• [WRITTEN TASK]: Tell how many lines have the string "icon" in them, and write nothing besides the number.

Stored data entries:
##########

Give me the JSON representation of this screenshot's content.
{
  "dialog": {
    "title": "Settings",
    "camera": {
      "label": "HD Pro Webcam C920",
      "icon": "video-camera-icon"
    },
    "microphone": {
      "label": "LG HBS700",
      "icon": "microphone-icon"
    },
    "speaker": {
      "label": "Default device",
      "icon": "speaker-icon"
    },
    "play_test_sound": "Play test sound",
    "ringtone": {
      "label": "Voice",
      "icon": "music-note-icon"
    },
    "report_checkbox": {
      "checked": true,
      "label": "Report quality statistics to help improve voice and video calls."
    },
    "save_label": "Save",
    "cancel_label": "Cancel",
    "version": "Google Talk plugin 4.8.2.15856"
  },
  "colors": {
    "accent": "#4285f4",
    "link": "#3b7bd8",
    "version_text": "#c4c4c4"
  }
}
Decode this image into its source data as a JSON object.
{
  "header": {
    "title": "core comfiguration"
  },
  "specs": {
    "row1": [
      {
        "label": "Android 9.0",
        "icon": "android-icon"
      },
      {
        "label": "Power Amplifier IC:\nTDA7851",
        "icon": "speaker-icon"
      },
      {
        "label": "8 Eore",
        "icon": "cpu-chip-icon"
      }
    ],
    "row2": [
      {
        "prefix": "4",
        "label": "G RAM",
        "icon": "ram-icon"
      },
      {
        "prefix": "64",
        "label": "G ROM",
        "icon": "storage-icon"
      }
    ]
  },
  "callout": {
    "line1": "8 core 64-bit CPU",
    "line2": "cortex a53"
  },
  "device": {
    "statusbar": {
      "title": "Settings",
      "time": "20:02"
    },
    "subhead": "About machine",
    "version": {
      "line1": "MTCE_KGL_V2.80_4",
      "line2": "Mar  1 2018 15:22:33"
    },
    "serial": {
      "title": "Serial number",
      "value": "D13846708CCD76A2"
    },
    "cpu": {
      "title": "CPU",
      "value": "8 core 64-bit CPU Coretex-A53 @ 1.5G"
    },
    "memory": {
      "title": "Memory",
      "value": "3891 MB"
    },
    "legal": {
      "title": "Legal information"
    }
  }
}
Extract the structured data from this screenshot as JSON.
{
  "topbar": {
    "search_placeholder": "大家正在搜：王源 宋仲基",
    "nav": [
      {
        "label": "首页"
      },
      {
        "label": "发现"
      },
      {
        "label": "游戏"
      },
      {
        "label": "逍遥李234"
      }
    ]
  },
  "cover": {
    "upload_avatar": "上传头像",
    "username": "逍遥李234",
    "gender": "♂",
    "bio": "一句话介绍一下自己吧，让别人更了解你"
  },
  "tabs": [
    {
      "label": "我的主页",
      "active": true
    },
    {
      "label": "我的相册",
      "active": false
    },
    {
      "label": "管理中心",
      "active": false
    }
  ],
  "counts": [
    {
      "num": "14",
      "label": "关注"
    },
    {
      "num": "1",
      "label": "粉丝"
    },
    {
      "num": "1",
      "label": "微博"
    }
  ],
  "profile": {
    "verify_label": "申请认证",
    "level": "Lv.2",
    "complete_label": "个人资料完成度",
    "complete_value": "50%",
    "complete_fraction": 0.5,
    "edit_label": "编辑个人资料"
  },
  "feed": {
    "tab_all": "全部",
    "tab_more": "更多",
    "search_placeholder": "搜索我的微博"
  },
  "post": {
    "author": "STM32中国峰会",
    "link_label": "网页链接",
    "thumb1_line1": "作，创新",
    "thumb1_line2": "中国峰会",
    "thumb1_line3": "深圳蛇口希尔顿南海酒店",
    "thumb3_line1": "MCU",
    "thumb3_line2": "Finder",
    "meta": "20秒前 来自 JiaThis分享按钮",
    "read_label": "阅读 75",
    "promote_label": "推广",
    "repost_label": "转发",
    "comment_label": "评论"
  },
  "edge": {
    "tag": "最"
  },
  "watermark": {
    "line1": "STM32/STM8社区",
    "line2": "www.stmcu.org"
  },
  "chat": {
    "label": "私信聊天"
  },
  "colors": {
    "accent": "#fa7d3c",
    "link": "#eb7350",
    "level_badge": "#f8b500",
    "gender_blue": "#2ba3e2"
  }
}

##########

• [OUTPUT OF THE TASK]: 9